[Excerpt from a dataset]
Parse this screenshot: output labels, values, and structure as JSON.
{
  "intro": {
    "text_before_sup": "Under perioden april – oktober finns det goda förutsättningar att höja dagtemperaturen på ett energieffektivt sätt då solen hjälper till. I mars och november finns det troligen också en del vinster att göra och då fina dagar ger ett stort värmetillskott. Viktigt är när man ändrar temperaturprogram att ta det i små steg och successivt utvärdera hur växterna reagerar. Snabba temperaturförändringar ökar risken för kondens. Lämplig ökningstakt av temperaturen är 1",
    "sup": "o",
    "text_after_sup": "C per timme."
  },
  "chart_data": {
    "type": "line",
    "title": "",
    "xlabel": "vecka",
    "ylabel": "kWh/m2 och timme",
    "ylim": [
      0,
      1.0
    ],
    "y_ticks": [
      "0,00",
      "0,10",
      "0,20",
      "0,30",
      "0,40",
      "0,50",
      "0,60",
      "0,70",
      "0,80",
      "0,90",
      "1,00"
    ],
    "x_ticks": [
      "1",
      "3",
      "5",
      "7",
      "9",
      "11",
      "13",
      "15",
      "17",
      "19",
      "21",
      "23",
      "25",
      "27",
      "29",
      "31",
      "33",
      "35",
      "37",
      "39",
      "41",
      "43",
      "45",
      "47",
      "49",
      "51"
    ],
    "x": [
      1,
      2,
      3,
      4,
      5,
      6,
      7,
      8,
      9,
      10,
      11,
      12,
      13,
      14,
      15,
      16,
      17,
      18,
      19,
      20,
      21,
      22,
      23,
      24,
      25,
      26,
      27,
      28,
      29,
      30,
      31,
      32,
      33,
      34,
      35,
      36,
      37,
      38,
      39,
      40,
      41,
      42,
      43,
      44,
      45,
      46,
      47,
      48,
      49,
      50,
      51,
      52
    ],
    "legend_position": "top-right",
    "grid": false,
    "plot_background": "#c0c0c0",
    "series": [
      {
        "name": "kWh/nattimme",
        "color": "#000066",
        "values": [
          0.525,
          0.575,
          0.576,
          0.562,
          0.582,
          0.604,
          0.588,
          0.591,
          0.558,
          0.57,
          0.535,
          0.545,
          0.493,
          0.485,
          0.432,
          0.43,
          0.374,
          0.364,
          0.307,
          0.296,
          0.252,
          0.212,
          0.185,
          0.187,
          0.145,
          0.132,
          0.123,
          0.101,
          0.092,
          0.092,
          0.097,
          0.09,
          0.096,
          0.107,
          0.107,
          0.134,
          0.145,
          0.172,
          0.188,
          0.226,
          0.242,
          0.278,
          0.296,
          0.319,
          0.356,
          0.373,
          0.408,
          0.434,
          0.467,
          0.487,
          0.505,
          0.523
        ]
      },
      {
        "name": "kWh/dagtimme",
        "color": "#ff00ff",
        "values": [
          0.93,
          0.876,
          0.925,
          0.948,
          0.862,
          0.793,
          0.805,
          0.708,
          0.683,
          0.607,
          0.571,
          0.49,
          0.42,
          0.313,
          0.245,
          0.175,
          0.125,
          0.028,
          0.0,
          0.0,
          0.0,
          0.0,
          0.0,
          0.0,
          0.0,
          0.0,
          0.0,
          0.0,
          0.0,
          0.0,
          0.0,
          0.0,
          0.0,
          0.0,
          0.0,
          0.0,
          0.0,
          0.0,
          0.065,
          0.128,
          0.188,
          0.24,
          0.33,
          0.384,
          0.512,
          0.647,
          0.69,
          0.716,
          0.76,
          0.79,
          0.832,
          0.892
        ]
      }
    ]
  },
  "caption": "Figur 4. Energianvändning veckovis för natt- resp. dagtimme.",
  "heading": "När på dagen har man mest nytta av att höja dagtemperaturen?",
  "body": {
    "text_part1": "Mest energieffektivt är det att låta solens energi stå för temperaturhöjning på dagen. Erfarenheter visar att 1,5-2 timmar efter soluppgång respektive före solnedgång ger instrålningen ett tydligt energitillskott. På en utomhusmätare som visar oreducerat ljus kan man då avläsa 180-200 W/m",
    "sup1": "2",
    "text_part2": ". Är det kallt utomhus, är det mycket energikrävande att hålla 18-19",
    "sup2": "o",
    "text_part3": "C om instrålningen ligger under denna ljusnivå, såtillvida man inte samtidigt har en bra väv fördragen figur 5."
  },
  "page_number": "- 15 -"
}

## [Goal]
Nothing should be changed: write out all of the data as is.

## [Result for this exercise]
Parse this screenshot: output labels, values, and structure as JSON.
{
  "intro": {
    "text_before_sup": "Under perioden april – oktober finns det goda förutsättningar att höja dagtemperaturen på ett energieffektivt sätt då solen hjälper till. I mars och november finns det troligen också en del vinster att göra och då fina dagar ger ett stort värmetillskott. Viktigt är när man ändrar temperaturprogram att ta det i små steg och successivt utvärdera hur växterna reagerar. Snabba temperaturförändringar ökar risken för kondens. Lämplig ökningstakt av temperaturen är 1",
    "sup": "o",
    "text_after_sup": "C per timme."
  },
  "chart_data": {
    "type": "line",
    "title": "",
    "xlabel": "vecka",
    "ylabel": "kWh/m2 och timme",
    "ylim": [
      0,
      1.0
    ],
    "y_ticks": [
      "0,00",
      "0,10",
      "0,20",
      "0,30",
      "0,40",
      "0,50",
      "0,60",
      "0,70",
      "0,80",
      "0,90",
      "1,00"
    ],
    "x_ticks": [
      "1",
      "3",
      "5",
      "7",
      "9",
      "11",
      "13",
      "15",
      "17",
      "19",
      "21",
      "23",
      "25",
      "27",
      "29",
      "31",
      "33",
      "35",
      "37",
      "39",
      "41",
      "43",
      "45",
      "47",
      "49",
      "51"
    ],
    "x": [
      1,
      2,
      3,
      4,
      5,
      6,
      7,
      8,
      9,
      10,
      11,
      12,
      13,
      14,
      15,
      16,
      17,
      18,
      19,
      20,
      21,
      22,
      23,
      24,
      25,
      26,
      27,
      28,
      29,
      30,
      31,
      32,
      33,
      34,
      35,
      36,
      37,
      38,
      39,
      40,
      41,
      42,
      43,
      44,
      45,
      46,
      47,
      48,
      49,
      50,
      51,
      52
    ],
    "legend_position": "top-right",
    "grid": false,
    "plot_background": "#c0c0c0",
    "series": [
      {
        "name": "kWh/nattimme",
        "color": "#000066",
        "values": [
          0.525,
          0.575,
          0.576,
          0.562,
          0.582,
          0.604,
          0.588,
          0.591,
          0.558,
          0.57,
          0.535,
          0.545,
          0.493,
          0.485,
          0.432,
          0.43,
          0.374,
          0.364,
          0.307,
          0.296,
          0.252,
          0.212,
          0.185,
          0.187,
          0.145,
          0.132,
          0.123,
          0.101,
          0.092,
          0.092,
          0.097,
          0.09,
          0.096,
          0.107,
          0.107,
          0.134,
          0.145,
          0.172,
          0.188,
          0.226,
          0.242,
          0.278,
          0.296,
          0.319,
          0.356,
          0.373,
          0.408,
          0.434,
          0.467,
          0.487,
          0.505,
          0.523
        ]
      },
      {
        "name": "kWh/dagtimme",
        "color": "#ff00ff",
        "values": [
          0.93,
          0.876,
          0.925,
          0.948,
          0.862,
          0.793,
          0.805,
          0.708,
          0.683,
          0.607,
          0.571,
          0.49,
          0.42,
          0.313,
          0.245,
          0.175,
          0.125,
          0.028,
          0.0,
          0.0,
          0.0,
          0.0,
          0.0,
          0.0,
          0.0,
          0.0,
          0.0,
          0.0,
          0.0,
          0.0,
          0.0,
          0.0,
          0.0,
          0.0,
          0.0,
          0.0,
          0.0,
          0.0,
          0.065,
          0.128,
          0.188,
          0.24,
          0.33,
          0.384,
          0.512,
          0.647,
          0.69,
          0.716,
          0.76,
          0.79,
          0.832,
          0.892
        ]
      }
    ]
  },
  "caption": "Figur 4. Energianvändning veckovis för natt- resp. dagtimme.",
  "heading": "När på dagen har man mest nytta av att höja dagtemperaturen?",
  "body": {
    "text_part1": "Mest energieffektivt är det att låta solens energi stå för temperaturhöjning på dagen. Erfarenheter visar att 1,5-2 timmar efter soluppgång respektive före solnedgång ger instrålningen ett tydligt energitillskott. På en utomhusmätare som visar oreducerat ljus kan man då avläsa 180-200 W/m",
    "sup1": "2",
    "text_part2": ". Är det kallt utomhus, är det mycket energikrävande att hålla 18-19",
    "sup2": "o",
    "text_part3": "C om instrålningen ligger under denna ljusnivå, såtillvida man inte samtidigt har en bra väv fördragen figur 5."
  },
  "page_number": "- 15 -"
}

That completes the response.